━━ TASK INPUT ━━

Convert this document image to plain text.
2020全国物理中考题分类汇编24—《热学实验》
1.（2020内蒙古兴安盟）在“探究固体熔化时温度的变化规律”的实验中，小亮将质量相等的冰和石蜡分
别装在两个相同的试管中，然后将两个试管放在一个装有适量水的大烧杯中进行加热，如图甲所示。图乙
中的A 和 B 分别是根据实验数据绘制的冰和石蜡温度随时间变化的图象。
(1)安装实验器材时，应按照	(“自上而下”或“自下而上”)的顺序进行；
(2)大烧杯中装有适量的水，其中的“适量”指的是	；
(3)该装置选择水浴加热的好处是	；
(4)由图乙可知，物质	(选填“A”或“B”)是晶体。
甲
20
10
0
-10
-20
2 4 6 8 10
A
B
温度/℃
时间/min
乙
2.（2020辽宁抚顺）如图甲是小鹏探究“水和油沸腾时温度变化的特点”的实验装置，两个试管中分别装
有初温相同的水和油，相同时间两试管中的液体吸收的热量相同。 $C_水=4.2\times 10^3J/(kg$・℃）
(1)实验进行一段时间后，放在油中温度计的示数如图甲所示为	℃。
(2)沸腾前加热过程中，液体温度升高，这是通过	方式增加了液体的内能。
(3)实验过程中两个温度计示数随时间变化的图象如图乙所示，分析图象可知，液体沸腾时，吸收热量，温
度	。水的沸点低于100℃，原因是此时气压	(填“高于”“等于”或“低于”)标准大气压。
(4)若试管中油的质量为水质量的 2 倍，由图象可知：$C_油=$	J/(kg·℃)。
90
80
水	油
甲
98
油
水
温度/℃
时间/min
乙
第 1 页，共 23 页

━━━

> _CHALLENGE_
Print the whole listing exactly as it is.

> _EXERCISE RESULT_
Convert this document image to plain text.
2020全国物理中考题分类汇编24—《热学实验》
1.（2020内蒙古兴安盟）在“探究固体熔化时温度的变化规律”的实验中，小亮将质量相等的冰和石蜡分
别装在两个相同的试管中，然后将两个试管放在一个装有适量水的大烧杯中进行加热，如图甲所示。图乙
中的A 和 B 分别是根据实验数据绘制的冰和石蜡温度随时间变化的图象。
(1)安装实验器材时，应按照	(“自上而下”或“自下而上”)的顺序进行；
(2)大烧杯中装有适量的水，其中的“适量”指的是	；
(3)该装置选择水浴加热的好处是	；
(4)由图乙可知，物质	(选填“A”或“B”)是晶体。
甲
20
10
0
-10
-20
2 4 6 8 10
A
B
温度/℃
时间/min
乙
2.（2020辽宁抚顺）如图甲是小鹏探究“水和油沸腾时温度变化的特点”的实验装置，两个试管中分别装
有初温相同的水和油，相同时间两试管中的液体吸收的热量相同。 $C_水=4.2\times 10^3J/(kg$・℃）
(1)实验进行一段时间后，放在油中温度计的示数如图甲所示为	℃。
(2)沸腾前加热过程中，液体温度升高，这是通过	方式增加了液体的内能。
(3)实验过程中两个温度计示数随时间变化的图象如图乙所示，分析图象可知，液体沸腾时，吸收热量，温
度	。水的沸点低于100℃，原因是此时气压	(填“高于”“等于”或“低于”)标准大气压。
(4)若试管中油的质量为水质量的 2 倍，由图象可知：$C_油=$	J/(kg·℃)。
90
80
水	油
甲
98
油
水
温度/℃
时间/min
乙
第 1 页，共 23 页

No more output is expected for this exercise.